*Stated exercise:* In the laptop review excerpt, translate this sentence into Spanish: "The keyboard and touchpad were still cool during gaming, but the bottom of the laptop was not; it climbed to 135 degrees."

With its Coffee Lake processor, the Aero proved quick on our taxing HandBrake test, which transcodes a 4K video to 1080p. The Gigabyte machine completed the task in 10 minutes and 15 seconds, ahead of both the average (10:51) and the Stealth Thin's time (12:01), but behind the Zephyrus' mark (9:43).
For a gaming laptop, the Aero 15X has solid battery life. It endured for 6 hours and 13 minutes on the Laptop Mag Battery Test 2.0, which has a computer continuously browse the web and run a series of videos and graphics benchmarks over Wi-Fi at 150 nits of brightness. The premium gaming average on the test is just 4 hours, while the Stealth Thin ran for 5:40 and the Zephyrus lasted a paltry 2 hours.
The Aero 15X stayed nice and cool during our usual heat tests. After streaming 15 minutes of HD video, it measured 83 degrees Fahrenheit on the touchpad, 91 degrees between the G and H keys, and 95 degrees on the underside. None of those temperatures exceed our 95-degree comfort threshold.
The keyboard and touchpad were still cool during gaming, but the bottom of the laptop was not; it climbed to 135 degrees.
The 720p webcam on the Aero 15X is a dud, not because of any technical malfunction but because of its placement on the hinge. The camera looks straight up your nose and shoots at the most unflattering angle, like Dell's XPS line of laptops.
A photo I shot at my desk was dark, making my red sweater look black, but what was worse was that the camera got a better shot of the ceiling than of my eyes.

*Rows:*

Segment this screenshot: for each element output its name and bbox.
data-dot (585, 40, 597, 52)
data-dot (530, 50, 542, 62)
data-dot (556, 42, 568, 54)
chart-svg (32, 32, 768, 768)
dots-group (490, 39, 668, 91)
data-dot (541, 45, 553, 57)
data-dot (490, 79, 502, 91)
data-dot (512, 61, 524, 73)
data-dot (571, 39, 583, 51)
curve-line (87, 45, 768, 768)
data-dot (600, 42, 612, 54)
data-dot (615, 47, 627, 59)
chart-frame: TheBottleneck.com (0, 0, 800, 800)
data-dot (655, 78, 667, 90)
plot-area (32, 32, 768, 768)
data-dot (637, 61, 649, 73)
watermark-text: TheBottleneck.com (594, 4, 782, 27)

*Result:* El teclado y el panel táctil seguían frescos durante el juego, pero la parte inferior del portátil no lo estaba; subió hasta 135 grados.